● **Written exercise**: The entire listing is to be repeated verbatim.
---------- Given data
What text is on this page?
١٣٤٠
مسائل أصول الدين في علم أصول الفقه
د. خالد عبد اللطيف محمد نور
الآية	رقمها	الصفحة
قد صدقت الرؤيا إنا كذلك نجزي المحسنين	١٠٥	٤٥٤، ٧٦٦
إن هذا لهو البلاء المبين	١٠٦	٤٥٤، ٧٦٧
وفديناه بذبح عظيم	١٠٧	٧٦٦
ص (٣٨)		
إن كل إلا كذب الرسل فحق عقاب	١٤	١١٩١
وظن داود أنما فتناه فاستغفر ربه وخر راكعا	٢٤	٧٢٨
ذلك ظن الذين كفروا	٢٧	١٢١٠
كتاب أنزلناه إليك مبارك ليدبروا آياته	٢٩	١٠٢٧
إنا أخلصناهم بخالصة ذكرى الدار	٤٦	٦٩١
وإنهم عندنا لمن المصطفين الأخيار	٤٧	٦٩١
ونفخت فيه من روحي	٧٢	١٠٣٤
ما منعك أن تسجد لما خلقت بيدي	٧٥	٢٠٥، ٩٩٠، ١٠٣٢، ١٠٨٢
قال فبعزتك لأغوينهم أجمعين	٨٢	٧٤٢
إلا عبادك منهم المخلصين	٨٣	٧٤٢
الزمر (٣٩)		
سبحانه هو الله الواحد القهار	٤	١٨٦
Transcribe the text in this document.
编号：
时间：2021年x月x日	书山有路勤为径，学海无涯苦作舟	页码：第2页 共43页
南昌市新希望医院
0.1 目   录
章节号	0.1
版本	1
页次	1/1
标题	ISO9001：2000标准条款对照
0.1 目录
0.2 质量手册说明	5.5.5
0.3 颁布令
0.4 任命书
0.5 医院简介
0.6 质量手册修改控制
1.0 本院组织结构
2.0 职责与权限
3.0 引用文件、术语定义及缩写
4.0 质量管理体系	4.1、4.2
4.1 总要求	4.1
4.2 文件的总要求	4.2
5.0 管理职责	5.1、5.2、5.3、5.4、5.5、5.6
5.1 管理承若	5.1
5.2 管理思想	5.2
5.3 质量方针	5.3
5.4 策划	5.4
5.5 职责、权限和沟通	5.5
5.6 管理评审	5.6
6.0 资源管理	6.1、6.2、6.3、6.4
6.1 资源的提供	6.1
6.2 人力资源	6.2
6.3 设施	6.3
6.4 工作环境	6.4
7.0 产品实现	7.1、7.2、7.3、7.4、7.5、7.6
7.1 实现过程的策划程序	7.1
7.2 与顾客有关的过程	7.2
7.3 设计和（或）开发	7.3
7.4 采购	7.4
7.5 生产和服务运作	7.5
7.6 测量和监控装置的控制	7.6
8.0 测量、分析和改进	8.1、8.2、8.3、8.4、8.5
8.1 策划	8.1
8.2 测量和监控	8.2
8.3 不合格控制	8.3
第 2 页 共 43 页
--------------------
● **Right answer**:
What text is on this page?
١٣٤٠
مسائل أصول الدين في علم أصول الفقه
د. خالد عبد اللطيف محمد نور
الآية	رقمها	الصفحة
قد صدقت الرؤيا إنا كذلك نجزي المحسنين	١٠٥	٤٥٤، ٧٦٦
إن هذا لهو البلاء المبين	١٠٦	٤٥٤، ٧٦٧
وفديناه بذبح عظيم	١٠٧	٧٦٦
ص (٣٨)		
إن كل إلا كذب الرسل فحق عقاب	١٤	١١٩١
وظن داود أنما فتناه فاستغفر ربه وخر راكعا	٢٤	٧٢٨
ذلك ظن الذين كفروا	٢٧	١٢١٠
كتاب أنزلناه إليك مبارك ليدبروا آياته	٢٩	١٠٢٧
إنا أخلصناهم بخالصة ذكرى الدار	٤٦	٦٩١
وإنهم عندنا لمن المصطفين الأخيار	٤٧	٦٩١
ونفخت فيه من روحي	٧٢	١٠٣٤
ما منعك أن تسجد لما خلقت بيدي	٧٥	٢٠٥، ٩٩٠، ١٠٣٢، ١٠٨٢
قال فبعزتك لأغوينهم أجمعين	٨٢	٧٤٢
إلا عبادك منهم المخلصين	٨٣	٧٤٢
الزمر (٣٩)		
سبحانه هو الله الواحد القهار	٤	١٨٦
Transcribe the text in this document.
编号：
时间：2021年x月x日	书山有路勤为径，学海无涯苦作舟	页码：第2页 共43页
南昌市新希望医院
0.1 目   录
章节号	0.1
版本	1
页次	1/1
标题	ISO9001：2000标准条款对照
0.1 目录
0.2 质量手册说明	5.5.5
0.3 颁布令
0.4 任命书
0.5 医院简介
0.6 质量手册修改控制
1.0 本院组织结构
2.0 职责与权限
3.0 引用文件、术语定义及缩写
4.0 质量管理体系	4.1、4.2
4.1 总要求	4.1
4.2 文件的总要求	4.2
5.0 管理职责	5.1、5.2、5.3、5.4、5.5、5.6
5.1 管理承若	5.1
5.2 管理思想	5.2
5.3 质量方针	5.3
5.4 策划	5.4
5.5 职责、权限和沟通	5.5
5.6 管理评审	5.6
6.0 资源管理	6.1、6.2、6.3、6.4
6.1 资源的提供	6.1
6.2 人力资源	6.2
6.3 设施	6.3
6.4 工作环境	6.4
7.0 产品实现	7.1、7.2、7.3、7.4、7.5、7.6
7.1 实现过程的策划程序	7.1
7.2 与顾客有关的过程	7.2
7.3 设计和（或）开发	7.3
7.4 采购	7.4
7.5 生产和服务运作	7.5
7.6 测量和监控装置的控制	7.6
8.0 测量、分析和改进	8.1、8.2、8.3、8.4、8.5
8.1 策划	8.1
8.2 测量和监控	8.2
8.3 不合格控制	8.3
第 2 页 共 43 页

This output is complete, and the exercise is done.